*Stated exercise:* Please write out the complete listing that follows, exactly as it reads.

*Material to process:*
** Begin **
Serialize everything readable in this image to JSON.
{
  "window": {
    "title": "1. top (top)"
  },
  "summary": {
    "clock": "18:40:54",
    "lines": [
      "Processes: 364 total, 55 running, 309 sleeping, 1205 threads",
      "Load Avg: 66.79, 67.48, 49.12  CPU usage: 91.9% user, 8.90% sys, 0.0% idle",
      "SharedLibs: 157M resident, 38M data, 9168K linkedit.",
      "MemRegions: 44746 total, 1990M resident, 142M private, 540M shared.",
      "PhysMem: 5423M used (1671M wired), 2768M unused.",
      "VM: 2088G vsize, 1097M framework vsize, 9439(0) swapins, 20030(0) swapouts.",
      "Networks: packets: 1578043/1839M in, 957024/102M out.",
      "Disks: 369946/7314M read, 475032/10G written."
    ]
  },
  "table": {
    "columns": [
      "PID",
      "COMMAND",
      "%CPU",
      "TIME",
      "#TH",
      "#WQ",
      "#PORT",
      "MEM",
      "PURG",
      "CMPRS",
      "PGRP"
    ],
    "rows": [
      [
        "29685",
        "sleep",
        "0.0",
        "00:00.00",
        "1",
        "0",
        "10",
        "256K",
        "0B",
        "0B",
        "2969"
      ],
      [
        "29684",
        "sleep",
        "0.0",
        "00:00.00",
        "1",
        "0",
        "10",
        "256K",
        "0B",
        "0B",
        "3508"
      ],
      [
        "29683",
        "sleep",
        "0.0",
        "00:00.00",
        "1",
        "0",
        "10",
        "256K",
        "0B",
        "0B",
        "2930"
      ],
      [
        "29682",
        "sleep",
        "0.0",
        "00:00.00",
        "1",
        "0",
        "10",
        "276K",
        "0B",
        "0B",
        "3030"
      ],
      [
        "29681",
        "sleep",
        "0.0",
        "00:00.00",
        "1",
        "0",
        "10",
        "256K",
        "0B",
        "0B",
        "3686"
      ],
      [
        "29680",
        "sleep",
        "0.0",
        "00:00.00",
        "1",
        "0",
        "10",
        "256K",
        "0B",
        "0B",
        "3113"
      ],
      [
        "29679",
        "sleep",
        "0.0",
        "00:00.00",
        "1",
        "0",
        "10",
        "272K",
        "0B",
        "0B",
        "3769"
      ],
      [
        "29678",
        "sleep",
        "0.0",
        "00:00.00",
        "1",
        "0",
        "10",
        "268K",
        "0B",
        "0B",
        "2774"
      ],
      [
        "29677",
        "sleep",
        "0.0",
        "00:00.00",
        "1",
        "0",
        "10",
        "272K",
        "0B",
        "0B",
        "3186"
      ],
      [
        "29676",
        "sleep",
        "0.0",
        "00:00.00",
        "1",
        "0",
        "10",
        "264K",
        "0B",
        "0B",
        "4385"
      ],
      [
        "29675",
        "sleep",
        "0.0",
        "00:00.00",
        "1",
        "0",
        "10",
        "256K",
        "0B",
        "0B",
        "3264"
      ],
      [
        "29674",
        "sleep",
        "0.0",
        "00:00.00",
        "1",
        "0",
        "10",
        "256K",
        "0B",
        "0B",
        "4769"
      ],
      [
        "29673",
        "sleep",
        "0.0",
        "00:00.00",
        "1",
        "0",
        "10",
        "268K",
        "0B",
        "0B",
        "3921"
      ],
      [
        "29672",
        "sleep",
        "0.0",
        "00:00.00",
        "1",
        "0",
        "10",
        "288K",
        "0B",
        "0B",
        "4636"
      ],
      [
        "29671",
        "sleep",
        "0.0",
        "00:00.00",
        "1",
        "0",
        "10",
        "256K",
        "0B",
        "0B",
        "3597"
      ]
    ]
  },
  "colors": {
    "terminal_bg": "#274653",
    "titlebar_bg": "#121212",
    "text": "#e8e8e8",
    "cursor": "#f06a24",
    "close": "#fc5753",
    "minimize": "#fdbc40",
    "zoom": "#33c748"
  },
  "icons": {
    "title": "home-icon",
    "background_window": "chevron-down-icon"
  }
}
** End **
*Full output:*
Serialize everything readable in this image to JSON.
{
  "window": {
    "title": "1. top (top)"
  },
  "summary": {
    "clock": "18:40:54",
    "lines": [
      "Processes: 364 total, 55 running, 309 sleeping, 1205 threads",
      "Load Avg: 66.79, 67.48, 49.12  CPU usage: 91.9% user, 8.90% sys, 0.0% idle",
      "SharedLibs: 157M resident, 38M data, 9168K linkedit.",
      "MemRegions: 44746 total, 1990M resident, 142M private, 540M shared.",
      "PhysMem: 5423M used (1671M wired), 2768M unused.",
      "VM: 2088G vsize, 1097M framework vsize, 9439(0) swapins, 20030(0) swapouts.",
      "Networks: packets: 1578043/1839M in, 957024/102M out.",
      "Disks: 369946/7314M read, 475032/10G written."
    ]
  },
  "table": {
    "columns": [
      "PID",
      "COMMAND",
      "%CPU",
      "TIME",
      "#TH",
      "#WQ",
      "#PORT",
      "MEM",
      "PURG",
      "CMPRS",
      "PGRP"
    ],
    "rows": [
      [
        "29685",
        "sleep",
        "0.0",
        "00:00.00",
        "1",
        "0",
        "10",
        "256K",
        "0B",
        "0B",
        "2969"
      ],
      [
        "29684",
        "sleep",
        "0.0",
        "00:00.00",
        "1",
        "0",
        "10",
        "256K",
        "0B",
        "0B",
        "3508"
      ],
      [
        "29683",
        "sleep",
        "0.0",
        "00:00.00",
        "1",
        "0",
        "10",
        "256K",
        "0B",
        "0B",
        "2930"
      ],
      [
        "29682",
        "sleep",
        "0.0",
        "00:00.00",
        "1",
        "0",
        "10",
        "276K",
        "0B",
        "0B",
        "3030"
      ],
      [
        "29681",
        "sleep",
        "0.0",
        "00:00.00",
        "1",
        "0",
        "10",
        "256K",
        "0B",
        "0B",
        "3686"
      ],
      [
        "29680",
        "sleep",
        "0.0",
        "00:00.00",
        "1",
        "0",
        "10",
        "256K",
        "0B",
        "0B",
        "3113"
      ],
      [
        "29679",
        "sleep",
        "0.0",
        "00:00.00",
        "1",
        "0",
        "10",
        "272K",
        "0B",
        "0B",
        "3769"
      ],
      [
        "29678",
        "sleep",
        "0.0",
        "00:00.00",
        "1",
        "0",
        "10",
        "268K",
        "0B",
        "0B",
        "2774"
      ],
      [
        "29677",
        "sleep",
        "0.0",
        "00:00.00",
        "1",
        "0",
        "10",
        "272K",
        "0B",
        "0B",
        "3186"
      ],
      [
        "29676",
        "sleep",
        "0.0",
        "00:00.00",
        "1",
        "0",
        "10",
        "264K",
        "0B",
        "0B",
        "4385"
      ],
      [
        "29675",
        "sleep",
        "0.0",
        "00:00.00",
        "1",
        "0",
        "10",
        "256K",
        "0B",
        "0B",
        "3264"
      ],
      [
        "29674",
        "sleep",
        "0.0",
        "00:00.00",
        "1",
        "0",
        "10",
        "256K",
        "0B",
        "0B",
        "4769"
      ],
      [
        "29673",
        "sleep",
        "0.0",
        "00:00.00",
        "1",
        "0",
        "10",
        "268K",
        "0B",
        "0B",
        "3921"
      ],
      [
        "29672",
        "sleep",
        "0.0",
        "00:00.00",
        "1",
        "0",
        "10",
        "288K",
        "0B",
        "0B",
        "4636"
      ],
      [
        "29671",
        "sleep",
        "0.0",
        "00:00.00",
        "1",
        "0",
        "10",
        "256K",
        "0B",
        "0B",
        "3597"
      ]
    ]
  },
  "colors": {
    "terminal_bg": "#274653",
    "titlebar_bg": "#121212",
    "text": "#e8e8e8",
    "cursor": "#f06a24",
    "close": "#fc5753",
    "minimize": "#fdbc40",
    "zoom": "#33c748"
  },
  "icons": {
    "title": "home-icon",
    "background_window": "chevron-down-icon"
  }
}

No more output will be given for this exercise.